Find every line with the word "FINAL". Copy those lines.

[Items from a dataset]
------------------------------------
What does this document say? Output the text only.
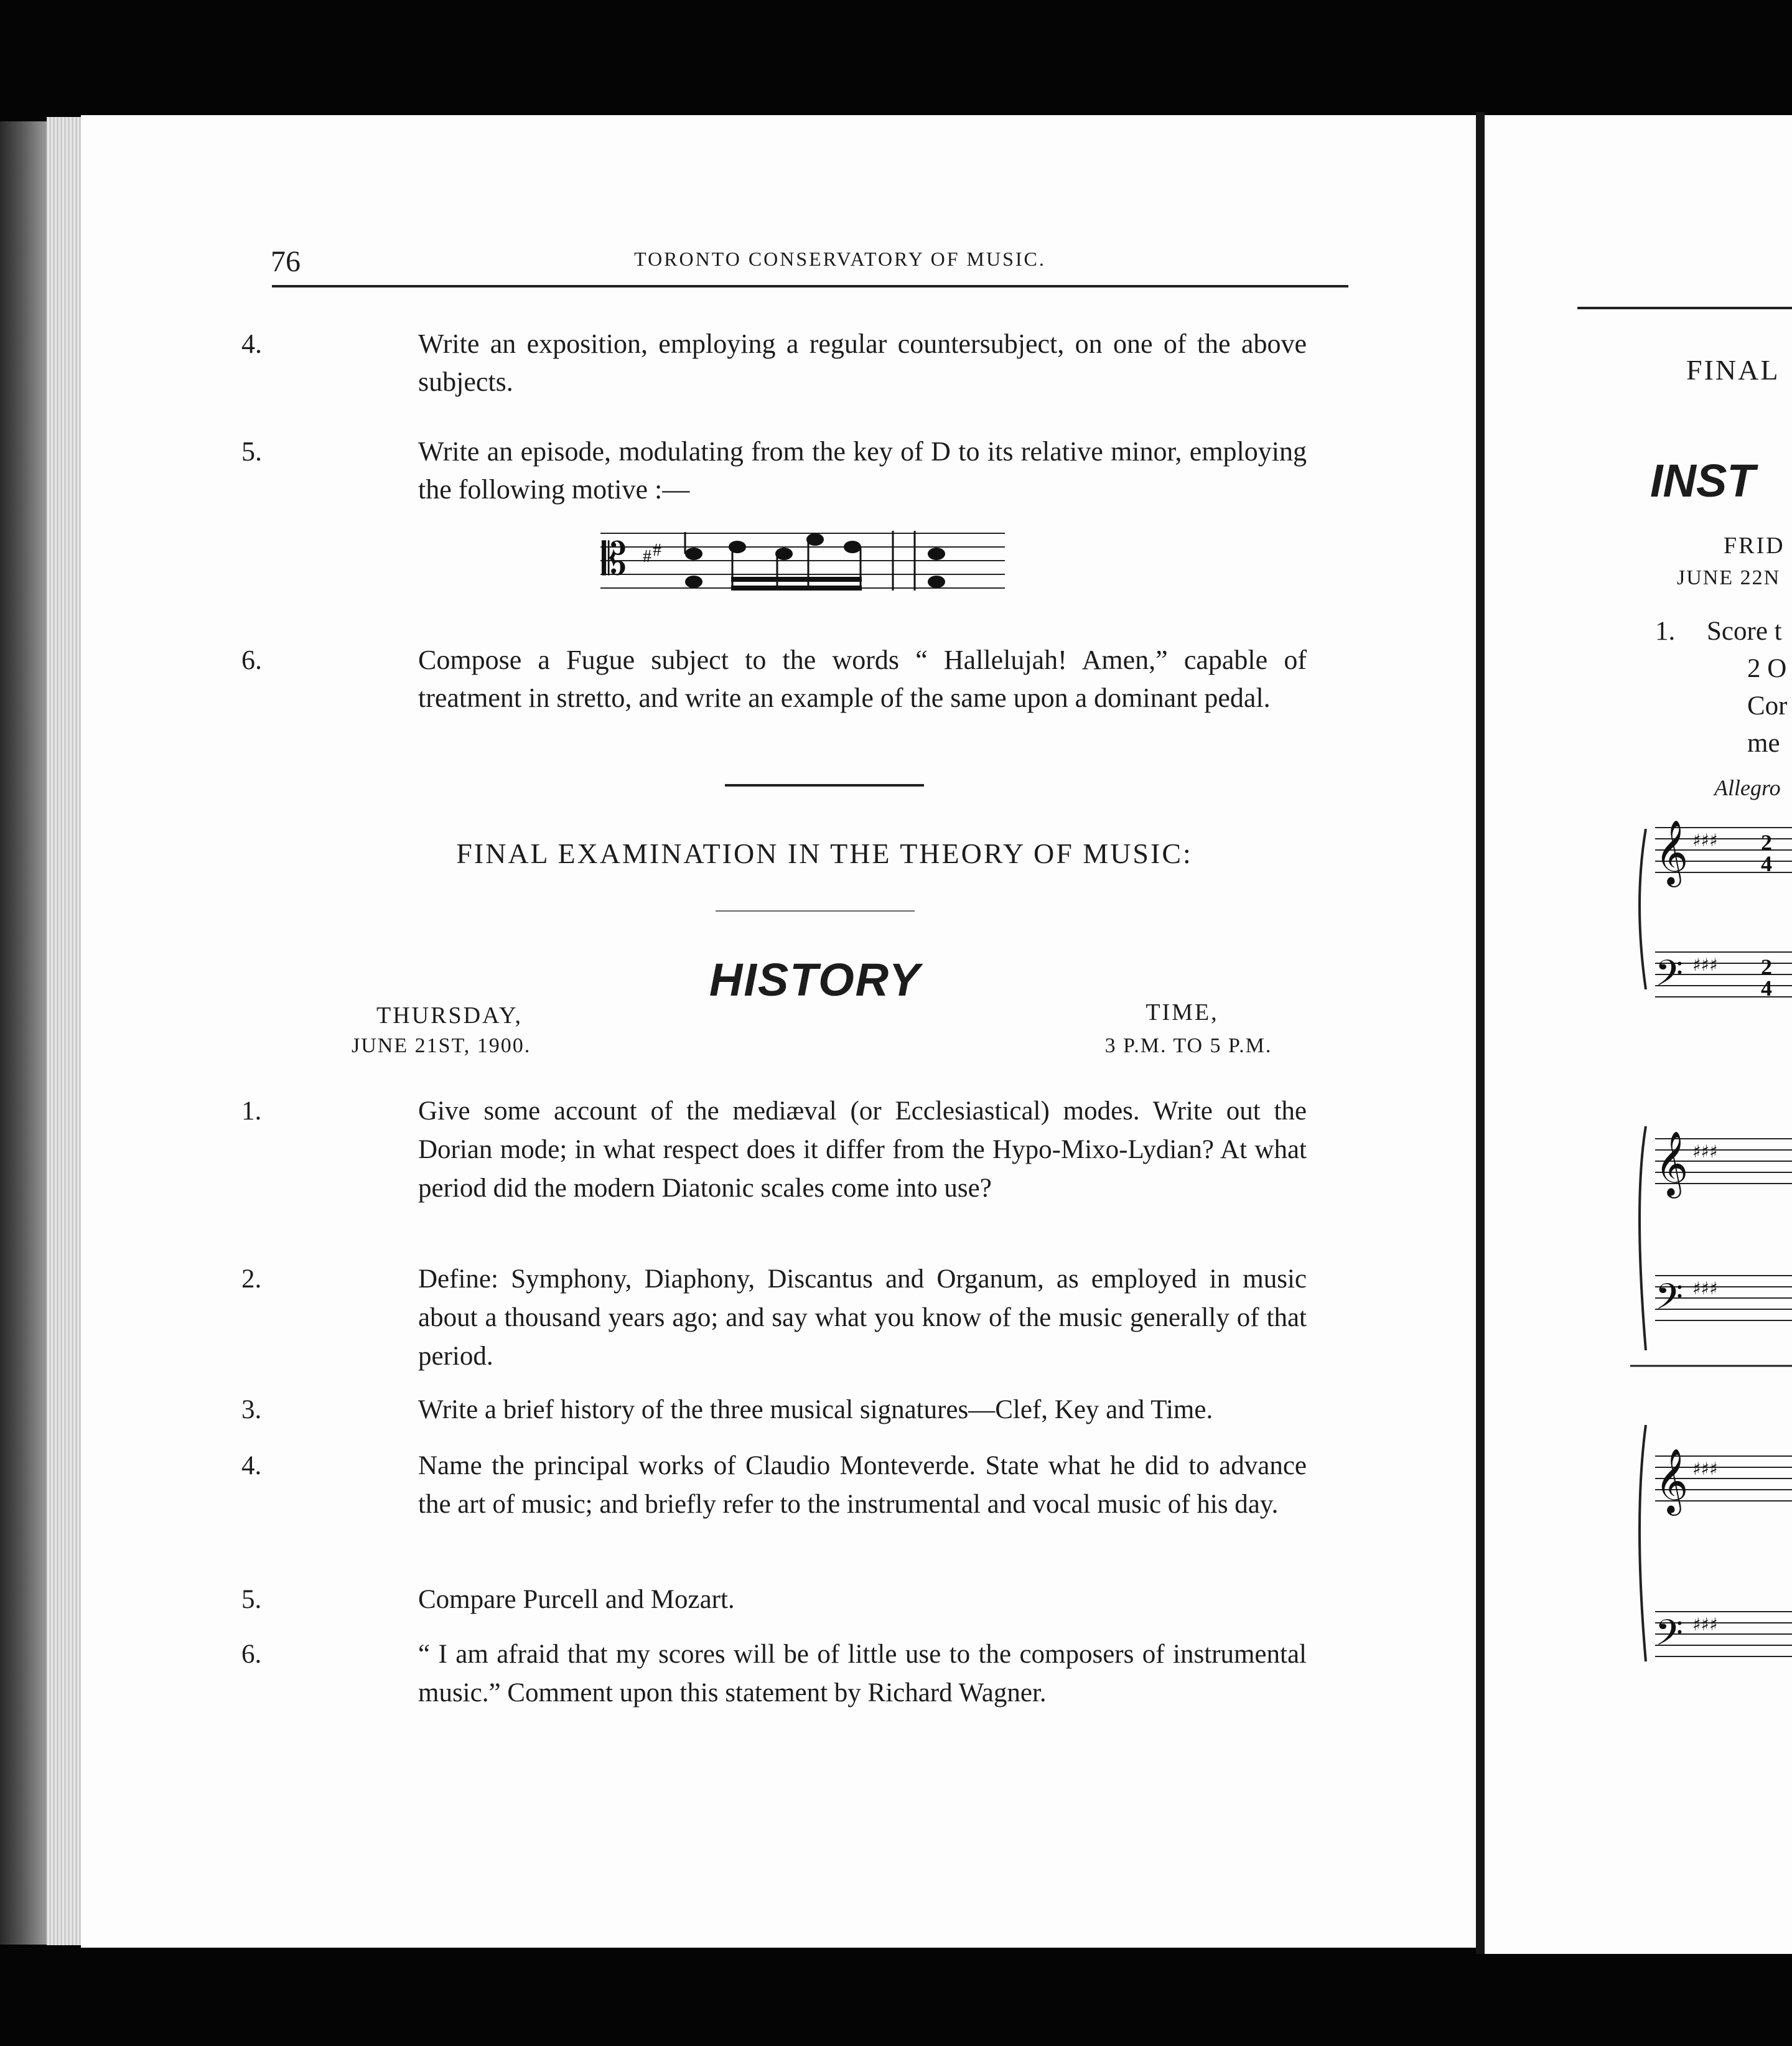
76	TORONTO CONSERVATORY OF MUSIC.

4.	Write an exposition, employing a regular countersubject, on one of the above subjects.

5.	Write an episode, modulating from the key of D to its relative minor, employing the following motive :—

𝄡 # #

6.	Compose a Fugue subject to the words “ Hallelujah! Amen,” capable of treatment in stretto, and write an example of the same upon a dominant pedal.

FINAL EXAMINATION IN THE THEORY OF MUSIC:
HISTORY
THURSDAY,
JUNE 21ST, 1900.
TIME,
3 P.M. TO 5 P.M.

1.	Give some account of the mediæval (or Ecclesiastical) modes. Write out the Dorian mode; in what respect does it differ from the Hypo-Mixo-Lydian? At what period did the modern Diatonic scales come into use?

2.	Define: Symphony, Diaphony, Discantus and Organum, as employed in music about a thousand years ago; and say what you know of the music generally of that period.

3.	Write a brief history of the three musical signatures—Clef, Key and Time.

4.	Name the principal works of Claudio Monteverde. State what he did to advance the art of music; and briefly refer to the instrumental and vocal music of his day.

5.	Compare Purcell and Mozart.

6.	“ I am afraid that my scores will be of little use to the composers of instrumental music.” Comment upon this statement by Richard Wagner.

FINAL
INST
FRID
JUNE 22N
1. Score t
2 O
Cor
me
Allegro
𝄞
𝄢
𝄞
𝄢
𝄞
𝄢
♯♯♯
♯♯♯
♯♯♯
♯♯♯
♯♯♯
♯♯♯
2
4
2
4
------------------------------------
*EXERCISE OUTPUT*.
FINAL EXAMINATION IN THE THEORY OF MUSIC:
FINAL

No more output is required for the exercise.